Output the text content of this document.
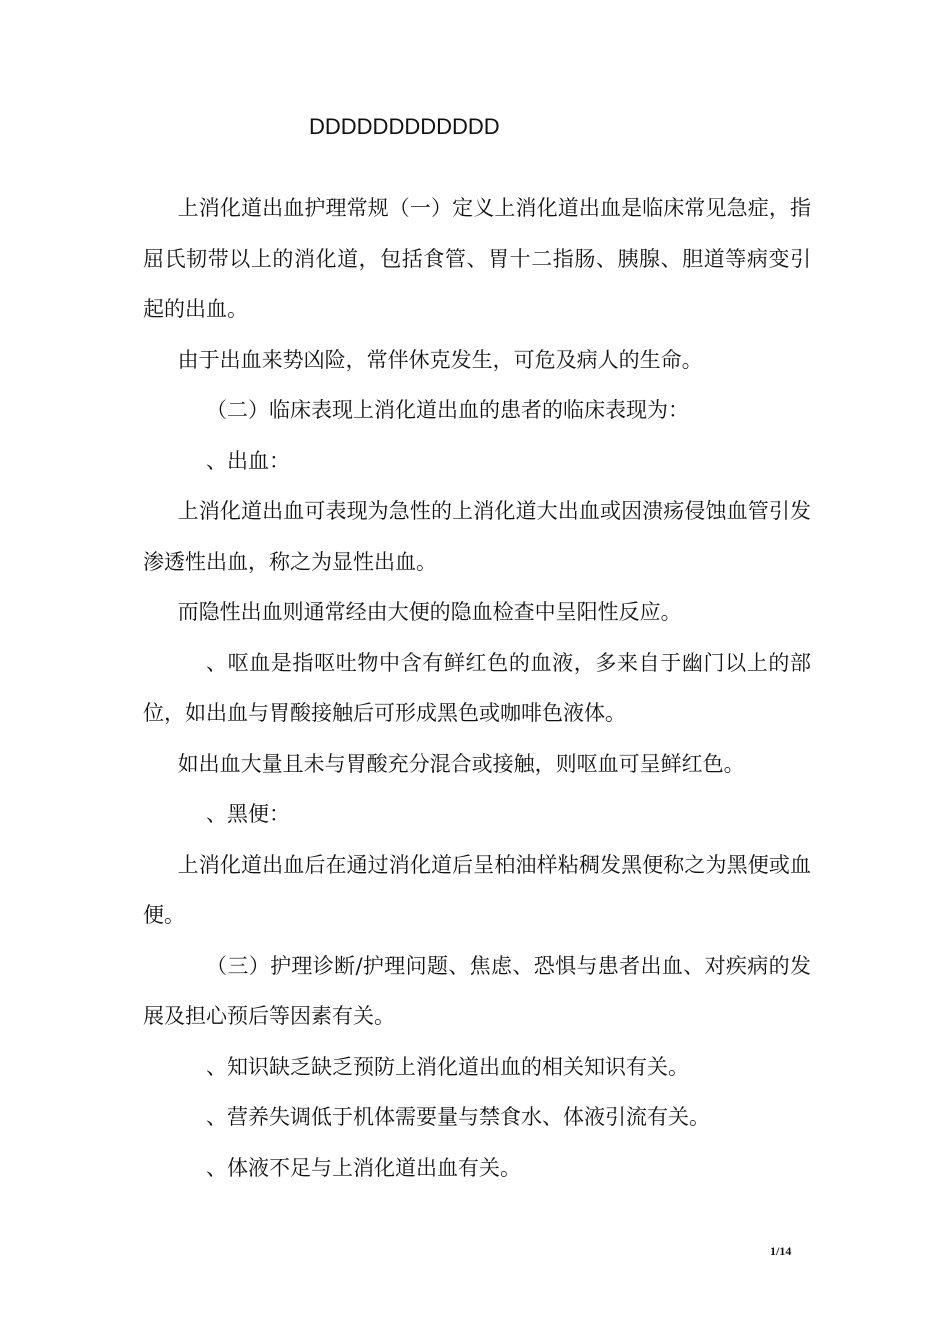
DDDDDDDDDDDD

上消化道出血护理常规（一）定义上消化道出血是临床常见急症，指屈氏韧带以上的消化道，包括食管、胃十二指肠、胰腺、胆道等病变引起的出血。

由于出血来势凶险，常伴休克发生，可危及病人的生命。

（二）临床表现上消化道出血的患者的临床表现为：

、出血：

上消化道出血可表现为急性的上消化道大出血或因溃疡侵蚀血管引发渗透性出血，称之为显性出血。

而隐性出血则通常经由大便的隐血检查中呈阳性反应。

、呕血是指呕吐物中含有鲜红色的血液，多来自于幽门以上的部位，如出血与胃酸接触后可形成黑色或咖啡色液体。

如出血大量且未与胃酸充分混合或接触，则呕血可呈鲜红色。

、黑便：

上消化道出血后在通过消化道后呈柏油样粘稠发黑便称之为黑便或血便。

（三）护理诊断/护理问题、焦虑、恐惧与患者出血、对疾病的发展及担心预后等因素有关。

、知识缺乏缺乏预防上消化道出血的相关知识有关。

、营养失调低于机体需要量与禁食水、体液引流有关。

、体液不足与上消化道出血有关。

1/14
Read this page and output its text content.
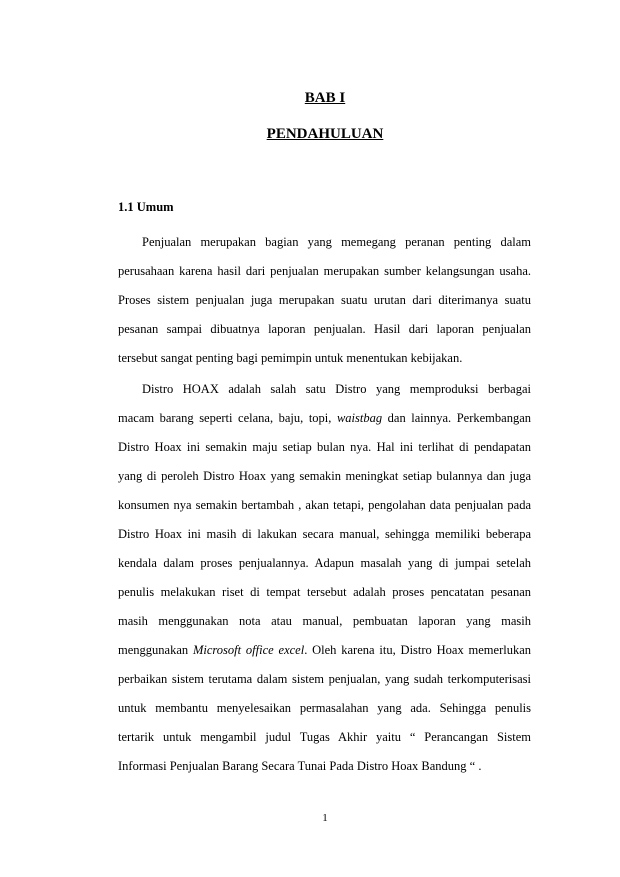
BAB I
PENDAHULUAN
1.1 Umum
Penjualan merupakan bagian yang memegang peranan penting dalam
perusahaan karena hasil dari penjualan merupakan sumber kelangsungan usaha.
Proses sistem penjualan juga merupakan suatu urutan dari diterimanya suatu
pesanan sampai dibuatnya laporan penjualan. Hasil dari laporan penjualan
tersebut sangat penting bagi pemimpin untuk menentukan kebijakan.
Distro HOAX adalah salah satu Distro yang memproduksi berbagai
macam barang seperti celana, baju, topi, waistbag dan lainnya. Perkembangan
Distro Hoax ini semakin maju setiap bulan nya. Hal ini terlihat di pendapatan
yang di peroleh Distro Hoax yang semakin meningkat setiap bulannya dan juga
konsumen nya semakin bertambah , akan tetapi, pengolahan data penjualan pada
Distro Hoax ini masih di lakukan secara manual, sehingga memiliki beberapa
kendala dalam proses penjualannya. Adapun masalah yang di jumpai setelah
penulis melakukan riset di tempat tersebut adalah proses pencatatan pesanan
masih menggunakan nota atau manual, pembuatan laporan yang masih
menggunakan Microsoft office excel. Oleh karena itu, Distro Hoax memerlukan
perbaikan sistem terutama dalam sistem penjualan, yang sudah terkomputerisasi
untuk membantu menyelesaikan permasalahan yang ada. Sehingga penulis
tertarik untuk mengambil judul Tugas Akhir yaitu “ Perancangan Sistem
Informasi Penjualan Barang Secara Tunai Pada Distro Hoax Bandung “ .
1
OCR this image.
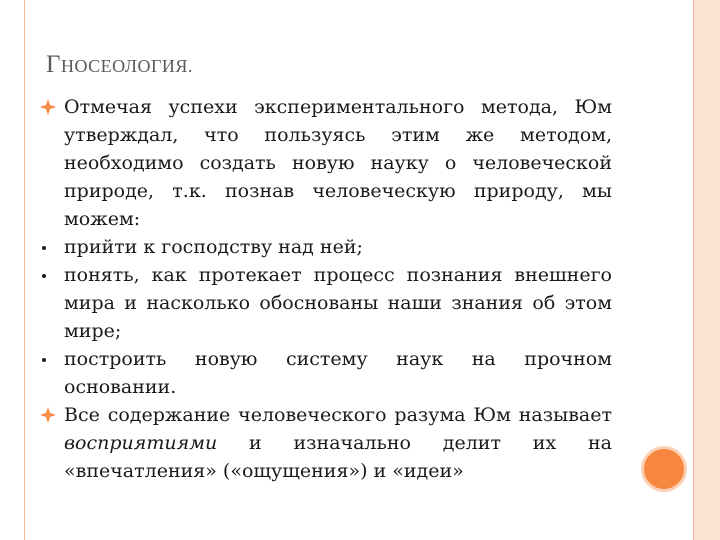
ГНОСЕОЛОГИЯ.

Отмечая успехи экспериментального метода, Юм утверждал, что пользуясь этим же методом, необходимо создать новую науку о человеческой природе, т.к. познав человеческую природу, мы можем:

прийти к господству над ней;

понять, как протекает процесс познания внешнего мира и насколько обоснованы наши знания об этом мире;

построить новую систему наук на прочном основании.

Все содержание человеческого разума Юм называет восприятиями и изначально делит их на «впечатления» («ощущения») и «идеи»
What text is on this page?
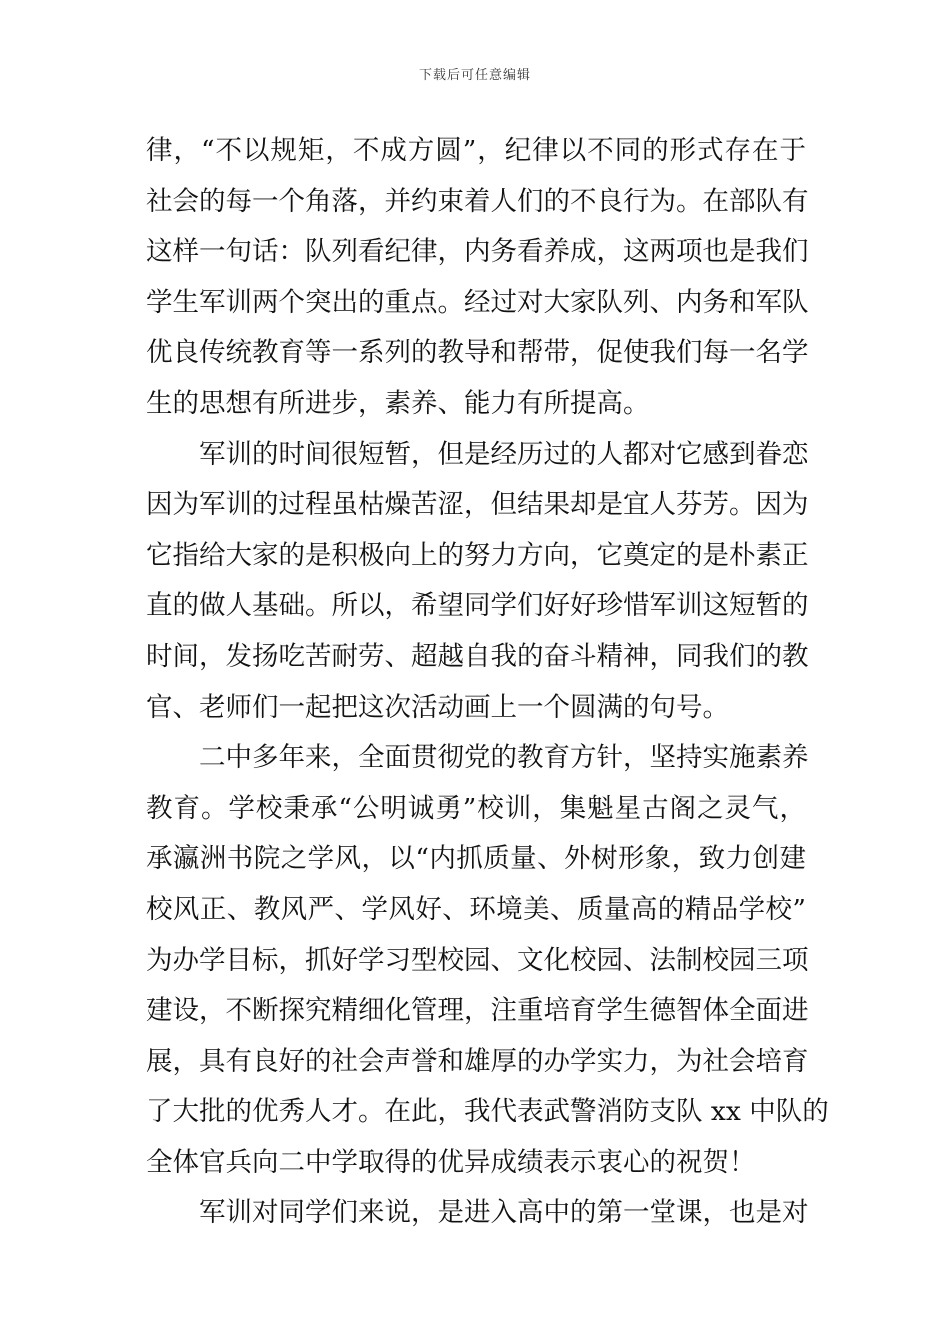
下载后可任意编辑
律，“不以规矩，不成方圆”，纪律以不同的形式存在于
社会的每一个角落，并约束着人们的不良行为。在部队有
这样一句话：队列看纪律，内务看养成，这两项也是我们
学生军训两个突出的重点。经过对大家队列、内务和军队
优良传统教育等一系列的教导和帮带，促使我们每一名学
生的思想有所进步，素养、能力有所提高。
军训的时间很短暂，但是经历过的人都对它感到眷恋
因为军训的过程虽枯燥苦涩，但结果却是宜人芬芳。因为
它指给大家的是积极向上的努力方向，它奠定的是朴素正
直的做人基础。所以，希望同学们好好珍惜军训这短暂的
时间，发扬吃苦耐劳、超越自我的奋斗精神，同我们的教
官、老师们一起把这次活动画上一个圆满的句号。
二中多年来，全面贯彻党的教育方针，坚持实施素养
教育。学校秉承“公明诚勇”校训，集魁星古阁之灵气，
承瀛洲书院之学风，以“内抓质量、外树形象，致力创建
校风正、教风严、学风好、环境美、质量高的精品学校”
为办学目标，抓好学习型校园、文化校园、法制校园三项
建设，不断探究精细化管理，注重培育学生德智体全面进
展，具有良好的社会声誉和雄厚的办学实力，为社会培育
了大批的优秀人才。在此，我代表武警消防支队 xx 中队的
全体官兵向二中学取得的优异成绩表示衷心的祝贺！
军训对同学们来说，是进入高中的第一堂课，也是对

——————————

Aim of the exercise » In your copy, leave out the pictures and reproduce the material above exactly.

Finished exercise »
Output the text content of this document.
DDDDDDDDDDDD

上消化道出血护理常规（一）定义上消化道出血是临床常见急症，指屈氏韧带以上的消化道，包括食管、胃十二指肠、胰腺、胆道等病变引起的出血。

由于出血来势凶险，常伴休克发生，可危及病人的生命。

（二）临床表现上消化道出血的患者的临床表现为：

、出血：

上消化道出血可表现为急性的上消化道大出血或因溃疡侵蚀血管引发渗透性出血，称之为显性出血。

而隐性出血则通常经由大便的隐血检查中呈阳性反应。

、呕血是指呕吐物中含有鲜红色的血液，多来自于幽门以上的部位，如出血与胃酸接触后可形成黑色或咖啡色液体。

如出血大量且未与胃酸充分混合或接触，则呕血可呈鲜红色。

、黑便：

上消化道出血后在通过消化道后呈柏油样粘稠发黑便称之为黑便或血便。

（三）护理诊断/护理问题、焦虑、恐惧与患者出血、对疾病的发展及担心预后等因素有关。

、知识缺乏缺乏预防上消化道出血的相关知识有关。

、营养失调低于机体需要量与禁食水、体液引流有关。

、体液不足与上消化道出血有关。

1/14
Read this page and output its text content.
BAB I
PENDAHULUAN
1.1 Umum
Penjualan merupakan bagian yang memegang peranan penting dalam
perusahaan karena hasil dari penjualan merupakan sumber kelangsungan usaha.
Proses sistem penjualan juga merupakan suatu urutan dari diterimanya suatu
pesanan sampai dibuatnya laporan penjualan. Hasil dari laporan penjualan
tersebut sangat penting bagi pemimpin untuk menentukan kebijakan.
Distro HOAX adalah salah satu Distro yang memproduksi berbagai
macam barang seperti celana, baju, topi, waistbag dan lainnya. Perkembangan
Distro Hoax ini semakin maju setiap bulan nya. Hal ini terlihat di pendapatan
yang di peroleh Distro Hoax yang semakin meningkat setiap bulannya dan juga
konsumen nya semakin bertambah , akan tetapi, pengolahan data penjualan pada
Distro Hoax ini masih di lakukan secara manual, sehingga memiliki beberapa
kendala dalam proses penjualannya. Adapun masalah yang di jumpai setelah
penulis melakukan riset di tempat tersebut adalah proses pencatatan pesanan
masih menggunakan nota atau manual, pembuatan laporan yang masih
menggunakan Microsoft office excel. Oleh karena itu, Distro Hoax memerlukan
perbaikan sistem terutama dalam sistem penjualan, yang sudah terkomputerisasi
untuk membantu menyelesaikan permasalahan yang ada. Sehingga penulis
tertarik untuk mengambil judul Tugas Akhir yaitu “ Perancangan Sistem
Informasi Penjualan Barang Secara Tunai Pada Distro Hoax Bandung “ .
1
OCR this image.
ГНОСЕОЛОГИЯ.

Отмечая успехи экспериментального метода, Юм утверждал, что пользуясь этим же методом, необходимо создать новую науку о человеческой природе, т.к. познав человеческую природу, мы можем:

прийти к господству над ней;

понять, как протекает процесс познания внешнего мира и насколько обоснованы наши знания об этом мире;

построить новую систему наук на прочном основании.

Все содержание человеческого разума Юм называет восприятиями и изначально делит их на «впечатления» («ощущения») и «идеи»
What text is on this page?
下载后可任意编辑
律，“不以规矩，不成方圆”，纪律以不同的形式存在于
社会的每一个角落，并约束着人们的不良行为。在部队有
这样一句话：队列看纪律，内务看养成，这两项也是我们
学生军训两个突出的重点。经过对大家队列、内务和军队
优良传统教育等一系列的教导和帮带，促使我们每一名学
生的思想有所进步，素养、能力有所提高。
军训的时间很短暂，但是经历过的人都对它感到眷恋
因为军训的过程虽枯燥苦涩，但结果却是宜人芬芳。因为
它指给大家的是积极向上的努力方向，它奠定的是朴素正
直的做人基础。所以，希望同学们好好珍惜军训这短暂的
时间，发扬吃苦耐劳、超越自我的奋斗精神，同我们的教
官、老师们一起把这次活动画上一个圆满的句号。
二中多年来，全面贯彻党的教育方针，坚持实施素养
教育。学校秉承“公明诚勇”校训，集魁星古阁之灵气，
承瀛洲书院之学风，以“内抓质量、外树形象，致力创建
校风正、教风严、学风好、环境美、质量高的精品学校”
为办学目标，抓好学习型校园、文化校园、法制校园三项
建设，不断探究精细化管理，注重培育学生德智体全面进
展，具有良好的社会声誉和雄厚的办学实力，为社会培育
了大批的优秀人才。在此，我代表武警消防支队 xx 中队的
全体官兵向二中学取得的优异成绩表示衷心的祝贺！
军训对同学们来说，是进入高中的第一堂课，也是对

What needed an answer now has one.